Determine which lines of the records include the word "ACCURACY", and copy them.

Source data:
★ ★ ★

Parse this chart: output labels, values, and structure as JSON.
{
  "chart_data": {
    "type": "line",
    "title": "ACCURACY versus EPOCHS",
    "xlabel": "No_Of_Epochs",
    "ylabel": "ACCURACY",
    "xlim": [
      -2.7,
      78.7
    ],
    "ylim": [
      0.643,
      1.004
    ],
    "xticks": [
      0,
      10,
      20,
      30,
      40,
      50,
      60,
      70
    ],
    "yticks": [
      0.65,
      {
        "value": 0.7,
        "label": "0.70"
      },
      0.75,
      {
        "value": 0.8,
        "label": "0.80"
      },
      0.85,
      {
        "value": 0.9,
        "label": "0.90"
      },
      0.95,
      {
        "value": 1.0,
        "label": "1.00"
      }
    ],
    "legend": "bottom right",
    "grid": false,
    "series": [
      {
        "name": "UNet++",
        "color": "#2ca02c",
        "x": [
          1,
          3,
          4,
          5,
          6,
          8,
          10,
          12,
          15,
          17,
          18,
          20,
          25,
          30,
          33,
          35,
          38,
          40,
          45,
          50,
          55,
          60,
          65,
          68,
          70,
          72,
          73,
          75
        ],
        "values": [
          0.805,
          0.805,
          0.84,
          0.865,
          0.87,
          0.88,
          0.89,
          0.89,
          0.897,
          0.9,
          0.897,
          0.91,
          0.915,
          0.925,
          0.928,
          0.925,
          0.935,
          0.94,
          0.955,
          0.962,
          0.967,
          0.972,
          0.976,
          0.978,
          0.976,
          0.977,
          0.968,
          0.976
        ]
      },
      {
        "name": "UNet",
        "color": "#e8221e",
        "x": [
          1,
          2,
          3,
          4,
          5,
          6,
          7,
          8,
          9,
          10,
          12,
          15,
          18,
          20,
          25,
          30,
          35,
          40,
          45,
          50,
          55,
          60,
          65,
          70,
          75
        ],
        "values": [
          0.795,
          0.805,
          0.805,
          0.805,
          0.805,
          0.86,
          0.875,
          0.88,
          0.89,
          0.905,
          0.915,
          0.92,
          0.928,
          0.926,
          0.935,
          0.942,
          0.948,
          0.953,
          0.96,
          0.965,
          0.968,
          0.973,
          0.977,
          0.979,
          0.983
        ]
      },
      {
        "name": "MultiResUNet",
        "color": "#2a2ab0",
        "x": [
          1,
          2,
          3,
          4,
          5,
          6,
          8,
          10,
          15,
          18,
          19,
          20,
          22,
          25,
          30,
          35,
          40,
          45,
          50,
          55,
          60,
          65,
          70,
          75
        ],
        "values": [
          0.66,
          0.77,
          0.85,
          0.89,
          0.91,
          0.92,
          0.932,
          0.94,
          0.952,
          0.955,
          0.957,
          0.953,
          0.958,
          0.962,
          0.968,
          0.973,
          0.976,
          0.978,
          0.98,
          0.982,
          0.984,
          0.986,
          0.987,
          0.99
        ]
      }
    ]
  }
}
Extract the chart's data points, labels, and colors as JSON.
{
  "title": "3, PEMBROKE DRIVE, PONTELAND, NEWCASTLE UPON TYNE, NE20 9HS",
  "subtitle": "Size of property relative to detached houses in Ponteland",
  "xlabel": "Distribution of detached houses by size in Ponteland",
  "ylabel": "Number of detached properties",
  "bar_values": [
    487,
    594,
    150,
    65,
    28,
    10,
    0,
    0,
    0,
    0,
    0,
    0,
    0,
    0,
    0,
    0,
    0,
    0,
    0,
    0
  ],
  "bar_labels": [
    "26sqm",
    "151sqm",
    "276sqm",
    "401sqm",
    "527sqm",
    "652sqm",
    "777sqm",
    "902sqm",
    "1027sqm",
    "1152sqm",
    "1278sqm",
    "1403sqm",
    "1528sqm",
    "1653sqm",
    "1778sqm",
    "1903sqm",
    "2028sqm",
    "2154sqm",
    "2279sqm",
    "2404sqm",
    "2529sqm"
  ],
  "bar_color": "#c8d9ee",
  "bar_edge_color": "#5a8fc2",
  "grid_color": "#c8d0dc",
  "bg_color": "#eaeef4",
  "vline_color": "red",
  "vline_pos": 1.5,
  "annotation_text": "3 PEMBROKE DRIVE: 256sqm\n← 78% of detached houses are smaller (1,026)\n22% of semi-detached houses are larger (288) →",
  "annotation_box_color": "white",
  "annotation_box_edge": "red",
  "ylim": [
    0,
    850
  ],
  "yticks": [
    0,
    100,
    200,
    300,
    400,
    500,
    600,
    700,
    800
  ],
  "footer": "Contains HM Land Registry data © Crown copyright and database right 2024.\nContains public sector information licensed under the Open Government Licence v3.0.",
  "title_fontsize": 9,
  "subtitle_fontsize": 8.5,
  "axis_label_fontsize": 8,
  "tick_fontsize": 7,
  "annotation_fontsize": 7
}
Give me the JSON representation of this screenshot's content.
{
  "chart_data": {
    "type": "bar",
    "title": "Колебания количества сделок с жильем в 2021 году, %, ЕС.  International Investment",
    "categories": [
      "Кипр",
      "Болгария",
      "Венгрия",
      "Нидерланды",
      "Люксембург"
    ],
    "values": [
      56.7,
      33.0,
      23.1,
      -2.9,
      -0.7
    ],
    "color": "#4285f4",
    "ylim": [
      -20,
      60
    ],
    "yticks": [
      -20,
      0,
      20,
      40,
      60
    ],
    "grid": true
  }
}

★ ★ ★

» The completed task:
    "title": "ACCURACY versus EPOCHS",
    "ylabel": "ACCURACY",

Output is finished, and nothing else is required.